[Records from a data collection]

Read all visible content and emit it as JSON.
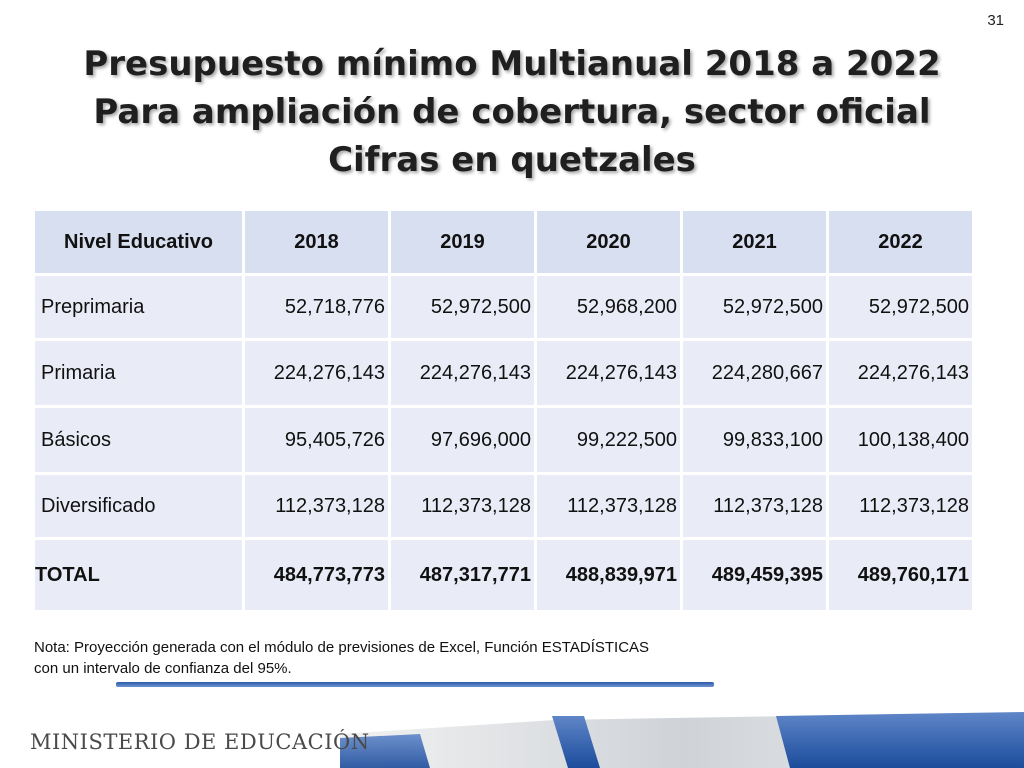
{
  "slide_number": "31",
  "title_lines": [
    "Presupuesto mínimo Multianual 2018 a 2022",
    "Para ampliación de cobertura, sector oficial",
    "Cifras en quetzales"
  ],
  "table": {
    "headers": [
      "Nivel Educativo",
      "2018",
      "2019",
      "2020",
      "2021",
      "2022"
    ],
    "rows": [
      [
        "Preprimaria",
        "52,718,776",
        "52,972,500",
        "52,968,200",
        "52,972,500",
        "52,972,500"
      ],
      [
        "Primaria",
        "224,276,143",
        "224,276,143",
        "224,276,143",
        "224,280,667",
        "224,276,143"
      ],
      [
        "Básicos",
        "95,405,726",
        "97,696,000",
        "99,222,500",
        "99,833,100",
        "100,138,400"
      ],
      [
        "Diversificado",
        "112,373,128",
        "112,373,128",
        "112,373,128",
        "112,373,128",
        "112,373,128"
      ]
    ],
    "total": [
      "TOTAL",
      "484,773,773",
      "487,317,771",
      "488,839,971",
      "489,459,395",
      "489,760,171"
    ]
  },
  "note_lines": [
    "Nota: Proyección generada con el módulo de previsiones de Excel, Función ESTADÍSTICAS",
    "con un intervalo de confianza del 95%."
  ],
  "footer_logo": "MINISTERIO DE EDUCACIÓN",
  "colors": {
    "header_cell": "#d8dff0",
    "body_cell": "#e9ecf6",
    "accent_blue": "#2b5aa8"
  }
}
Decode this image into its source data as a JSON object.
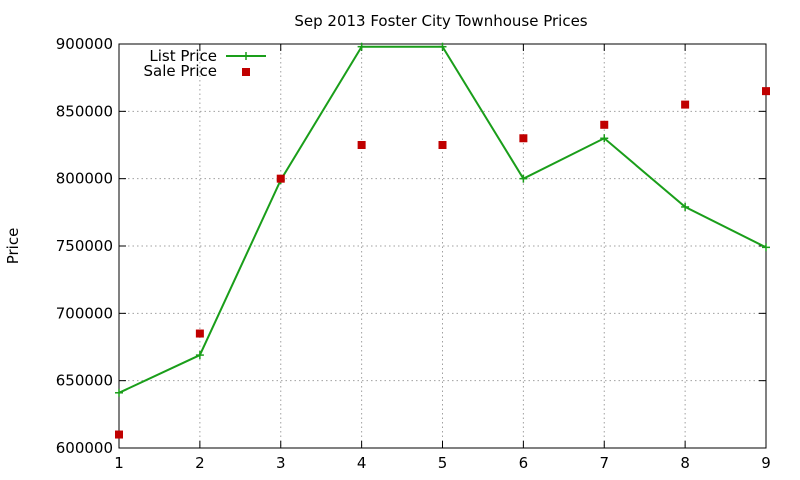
{
  "chart_data": {
    "type": "line",
    "title": "Sep 2013 Foster City Townhouse Prices",
    "xlabel": "",
    "ylabel": "Price",
    "xlim": [
      1,
      9
    ],
    "ylim": [
      600000,
      900000
    ],
    "x_ticks": [
      1,
      2,
      3,
      4,
      5,
      6,
      7,
      8,
      9
    ],
    "y_ticks": [
      600000,
      650000,
      700000,
      750000,
      800000,
      850000,
      900000
    ],
    "grid": true,
    "legend_position": "top-left",
    "series": [
      {
        "name": "List Price",
        "style": "linespoints",
        "marker": "plus",
        "color": "#1a9e1a",
        "x": [
          1,
          2,
          3,
          4,
          5,
          6,
          7,
          8,
          9
        ],
        "values": [
          641000,
          669000,
          799000,
          898000,
          898000,
          800000,
          830000,
          779000,
          749000
        ]
      },
      {
        "name": "Sale Price",
        "style": "points",
        "marker": "square",
        "color": "#c00000",
        "x": [
          1,
          2,
          3,
          4,
          5,
          6,
          7,
          8,
          9
        ],
        "values": [
          610000,
          685000,
          800000,
          825000,
          825000,
          830000,
          840000,
          855000,
          865000
        ]
      }
    ]
  }
}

Directions for this task
Omit the pictures, and quote the material above exactly as given.

Solution to this task
Read all visible content and emit it as JSON.
{
  "slide_number": "31",
  "title_lines": [
    "Presupuesto mínimo Multianual 2018 a 2022",
    "Para ampliación de cobertura, sector oficial",
    "Cifras en quetzales"
  ],
  "table": {
    "headers": [
      "Nivel Educativo",
      "2018",
      "2019",
      "2020",
      "2021",
      "2022"
    ],
    "rows": [
      [
        "Preprimaria",
        "52,718,776",
        "52,972,500",
        "52,968,200",
        "52,972,500",
        "52,972,500"
      ],
      [
        "Primaria",
        "224,276,143",
        "224,276,143",
        "224,276,143",
        "224,280,667",
        "224,276,143"
      ],
      [
        "Básicos",
        "95,405,726",
        "97,696,000",
        "99,222,500",
        "99,833,100",
        "100,138,400"
      ],
      [
        "Diversificado",
        "112,373,128",
        "112,373,128",
        "112,373,128",
        "112,373,128",
        "112,373,128"
      ]
    ],
    "total": [
      "TOTAL",
      "484,773,773",
      "487,317,771",
      "488,839,971",
      "489,459,395",
      "489,760,171"
    ]
  },
  "note_lines": [
    "Nota: Proyección generada con el módulo de previsiones de Excel, Función ESTADÍSTICAS",
    "con un intervalo de confianza del 95%."
  ],
  "footer_logo": "MINISTERIO DE EDUCACIÓN",
  "colors": {
    "header_cell": "#d8dff0",
    "body_cell": "#e9ecf6",
    "accent_blue": "#2b5aa8"
  }
}
Decode this image into its source data as a JSON object.
{
  "chart_data": {
    "type": "line",
    "title": "Sep 2013 Foster City Townhouse Prices",
    "xlabel": "",
    "ylabel": "Price",
    "xlim": [
      1,
      9
    ],
    "ylim": [
      600000,
      900000
    ],
    "x_ticks": [
      1,
      2,
      3,
      4,
      5,
      6,
      7,
      8,
      9
    ],
    "y_ticks": [
      600000,
      650000,
      700000,
      750000,
      800000,
      850000,
      900000
    ],
    "grid": true,
    "legend_position": "top-left",
    "series": [
      {
        "name": "List Price",
        "style": "linespoints",
        "marker": "plus",
        "color": "#1a9e1a",
        "x": [
          1,
          2,
          3,
          4,
          5,
          6,
          7,
          8,
          9
        ],
        "values": [
          641000,
          669000,
          799000,
          898000,
          898000,
          800000,
          830000,
          779000,
          749000
        ]
      },
      {
        "name": "Sale Price",
        "style": "points",
        "marker": "square",
        "color": "#c00000",
        "x": [
          1,
          2,
          3,
          4,
          5,
          6,
          7,
          8,
          9
        ],
        "values": [
          610000,
          685000,
          800000,
          825000,
          825000,
          830000,
          840000,
          855000,
          865000
        ]
      }
    ]
  }
}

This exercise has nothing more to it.